** START **
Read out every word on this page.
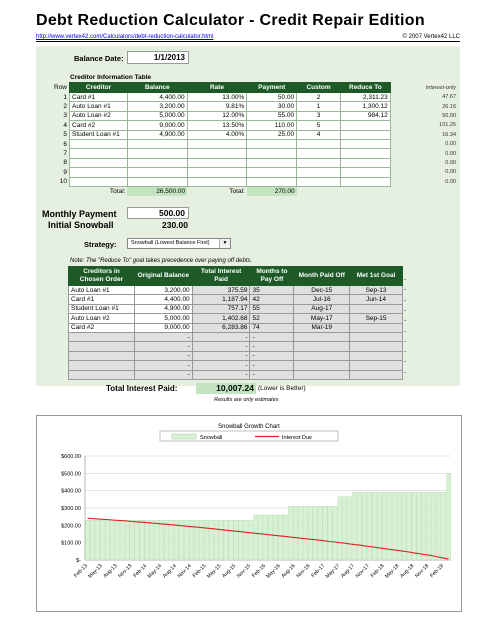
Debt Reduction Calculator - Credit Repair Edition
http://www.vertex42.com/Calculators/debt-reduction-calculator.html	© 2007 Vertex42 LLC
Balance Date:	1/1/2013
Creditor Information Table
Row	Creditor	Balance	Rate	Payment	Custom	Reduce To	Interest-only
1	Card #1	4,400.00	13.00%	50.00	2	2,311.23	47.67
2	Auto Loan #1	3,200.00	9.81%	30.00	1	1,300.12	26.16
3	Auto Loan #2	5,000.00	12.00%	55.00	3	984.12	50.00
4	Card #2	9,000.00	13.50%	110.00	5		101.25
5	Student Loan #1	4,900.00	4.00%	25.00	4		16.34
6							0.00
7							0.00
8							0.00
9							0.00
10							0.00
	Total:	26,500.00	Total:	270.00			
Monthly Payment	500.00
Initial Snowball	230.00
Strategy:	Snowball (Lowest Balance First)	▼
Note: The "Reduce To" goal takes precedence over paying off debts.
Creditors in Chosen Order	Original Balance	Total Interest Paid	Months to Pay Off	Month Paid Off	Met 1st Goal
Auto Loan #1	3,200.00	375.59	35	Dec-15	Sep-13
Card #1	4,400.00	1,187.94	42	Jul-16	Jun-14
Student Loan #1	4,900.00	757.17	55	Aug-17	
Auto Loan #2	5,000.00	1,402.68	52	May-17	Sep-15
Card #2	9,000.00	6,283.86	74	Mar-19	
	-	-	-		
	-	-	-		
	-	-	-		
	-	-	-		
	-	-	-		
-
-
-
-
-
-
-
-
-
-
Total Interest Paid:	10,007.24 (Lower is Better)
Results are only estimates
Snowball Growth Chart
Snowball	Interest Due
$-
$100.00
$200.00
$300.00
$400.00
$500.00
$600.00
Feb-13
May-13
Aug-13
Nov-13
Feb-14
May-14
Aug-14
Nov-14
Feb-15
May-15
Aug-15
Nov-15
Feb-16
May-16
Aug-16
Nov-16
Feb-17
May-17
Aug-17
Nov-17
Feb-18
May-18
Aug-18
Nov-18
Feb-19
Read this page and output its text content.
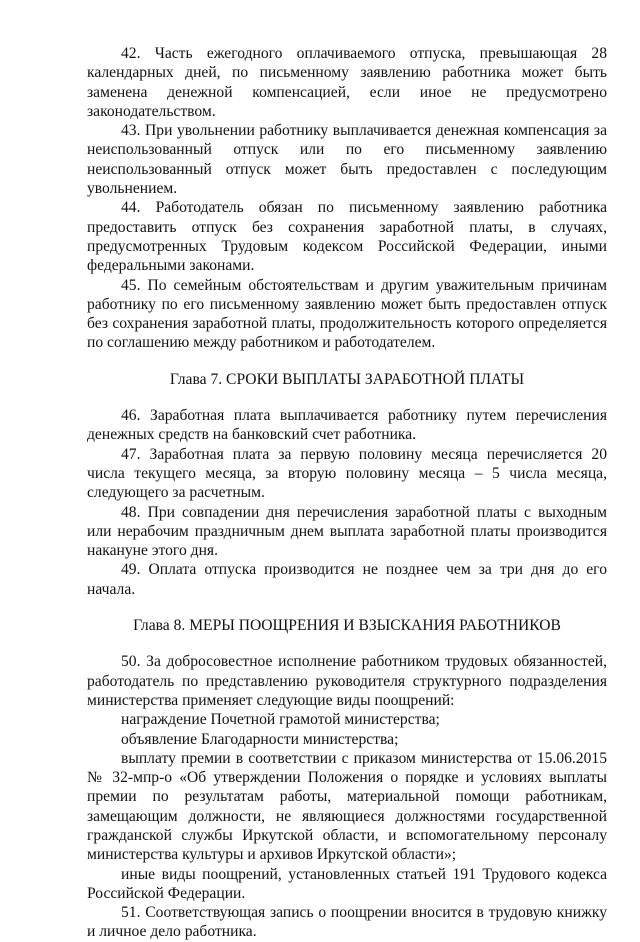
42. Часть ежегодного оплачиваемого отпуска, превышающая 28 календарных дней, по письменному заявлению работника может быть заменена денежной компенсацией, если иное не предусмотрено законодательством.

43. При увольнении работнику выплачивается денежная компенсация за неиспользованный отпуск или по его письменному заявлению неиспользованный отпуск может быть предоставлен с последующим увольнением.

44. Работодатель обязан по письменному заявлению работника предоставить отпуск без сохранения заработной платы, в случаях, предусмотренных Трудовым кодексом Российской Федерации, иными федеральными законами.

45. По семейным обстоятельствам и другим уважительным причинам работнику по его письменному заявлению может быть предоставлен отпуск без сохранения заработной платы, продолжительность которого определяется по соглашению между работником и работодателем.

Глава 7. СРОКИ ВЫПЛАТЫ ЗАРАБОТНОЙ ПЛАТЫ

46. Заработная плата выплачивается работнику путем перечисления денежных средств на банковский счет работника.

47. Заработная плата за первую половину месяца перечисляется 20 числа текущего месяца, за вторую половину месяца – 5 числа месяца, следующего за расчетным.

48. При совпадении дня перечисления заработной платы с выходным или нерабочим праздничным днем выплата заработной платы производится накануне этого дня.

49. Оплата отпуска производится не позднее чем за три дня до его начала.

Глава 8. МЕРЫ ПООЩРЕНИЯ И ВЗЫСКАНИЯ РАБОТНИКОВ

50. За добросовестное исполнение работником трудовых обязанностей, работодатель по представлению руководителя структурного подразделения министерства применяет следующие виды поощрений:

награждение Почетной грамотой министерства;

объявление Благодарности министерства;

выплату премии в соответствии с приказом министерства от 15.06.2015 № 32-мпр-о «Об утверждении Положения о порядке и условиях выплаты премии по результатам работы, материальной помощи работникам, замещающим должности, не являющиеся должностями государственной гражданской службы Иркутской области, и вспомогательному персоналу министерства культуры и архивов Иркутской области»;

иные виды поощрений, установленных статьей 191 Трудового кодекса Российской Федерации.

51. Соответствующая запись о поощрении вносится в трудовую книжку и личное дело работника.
** END **
_What the task asks_.
Excluding the pictures, restate the records above word for word.

_Result for this task_.
Read out every word on this page.
Debt Reduction Calculator - Credit Repair Edition
http://www.vertex42.com/Calculators/debt-reduction-calculator.html	© 2007 Vertex42 LLC
Balance Date:	1/1/2013
Creditor Information Table
Row	Creditor	Balance	Rate	Payment	Custom	Reduce To	Interest-only
1	Card #1	4,400.00	13.00%	50.00	2	2,311.23	47.67
2	Auto Loan #1	3,200.00	9.81%	30.00	1	1,300.12	26.16
3	Auto Loan #2	5,000.00	12.00%	55.00	3	984.12	50.00
4	Card #2	9,000.00	13.50%	110.00	5		101.25
5	Student Loan #1	4,900.00	4.00%	25.00	4		16.34
6							0.00
7							0.00
8							0.00
9							0.00
10							0.00
	Total:	26,500.00	Total:	270.00			
Monthly Payment	500.00
Initial Snowball	230.00
Strategy:	Snowball (Lowest Balance First)	▼
Note: The "Reduce To" goal takes precedence over paying off debts.
Creditors in Chosen Order	Original Balance	Total Interest Paid	Months to Pay Off	Month Paid Off	Met 1st Goal
Auto Loan #1	3,200.00	375.59	35	Dec-15	Sep-13
Card #1	4,400.00	1,187.94	42	Jul-16	Jun-14
Student Loan #1	4,900.00	757.17	55	Aug-17	
Auto Loan #2	5,000.00	1,402.68	52	May-17	Sep-15
Card #2	9,000.00	6,283.86	74	Mar-19	
	-	-	-		
	-	-	-		
	-	-	-		
	-	-	-		
	-	-	-		
-
-
-
-
-
-
-
-
-
-
Total Interest Paid:	10,007.24 (Lower is Better)
Results are only estimates
Snowball Growth Chart
Snowball	Interest Due
$-
$100.00
$200.00
$300.00
$400.00
$500.00
$600.00
Feb-13
May-13
Aug-13
Nov-13
Feb-14
May-14
Aug-14
Nov-14
Feb-15
May-15
Aug-15
Nov-15
Feb-16
May-16
Aug-16
Nov-16
Feb-17
May-17
Aug-17
Nov-17
Feb-18
May-18
Aug-18
Nov-18
Feb-19
Read this page and output its text content.
42. Часть ежегодного оплачиваемого отпуска, превышающая 28 календарных дней, по письменному заявлению работника может быть заменена денежной компенсацией, если иное не предусмотрено законодательством.

43. При увольнении работнику выплачивается денежная компенсация за неиспользованный отпуск или по его письменному заявлению неиспользованный отпуск может быть предоставлен с последующим увольнением.

44. Работодатель обязан по письменному заявлению работника предоставить отпуск без сохранения заработной платы, в случаях, предусмотренных Трудовым кодексом Российской Федерации, иными федеральными законами.

45. По семейным обстоятельствам и другим уважительным причинам работнику по его письменному заявлению может быть предоставлен отпуск без сохранения заработной платы, продолжительность которого определяется по соглашению между работником и работодателем.

Глава 7. СРОКИ ВЫПЛАТЫ ЗАРАБОТНОЙ ПЛАТЫ

46. Заработная плата выплачивается работнику путем перечисления денежных средств на банковский счет работника.

47. Заработная плата за первую половину месяца перечисляется 20 числа текущего месяца, за вторую половину месяца – 5 числа месяца, следующего за расчетным.

48. При совпадении дня перечисления заработной платы с выходным или нерабочим праздничным днем выплата заработной платы производится накануне этого дня.

49. Оплата отпуска производится не позднее чем за три дня до его начала.

Глава 8. МЕРЫ ПООЩРЕНИЯ И ВЗЫСКАНИЯ РАБОТНИКОВ

50. За добросовестное исполнение работником трудовых обязанностей, работодатель по представлению руководителя структурного подразделения министерства применяет следующие виды поощрений:

награждение Почетной грамотой министерства;

объявление Благодарности министерства;

выплату премии в соответствии с приказом министерства от 15.06.2015 № 32-мпр-о «Об утверждении Положения о порядке и условиях выплаты премии по результатам работы, материальной помощи работникам, замещающим должности, не являющиеся должностями государственной гражданской службы Иркутской области, и вспомогательному персоналу министерства культуры и архивов Иркутской области»;

иные виды поощрений, установленных статьей 191 Трудового кодекса Российской Федерации.

51. Соответствующая запись о поощрении вносится в трудовую книжку и личное дело работника.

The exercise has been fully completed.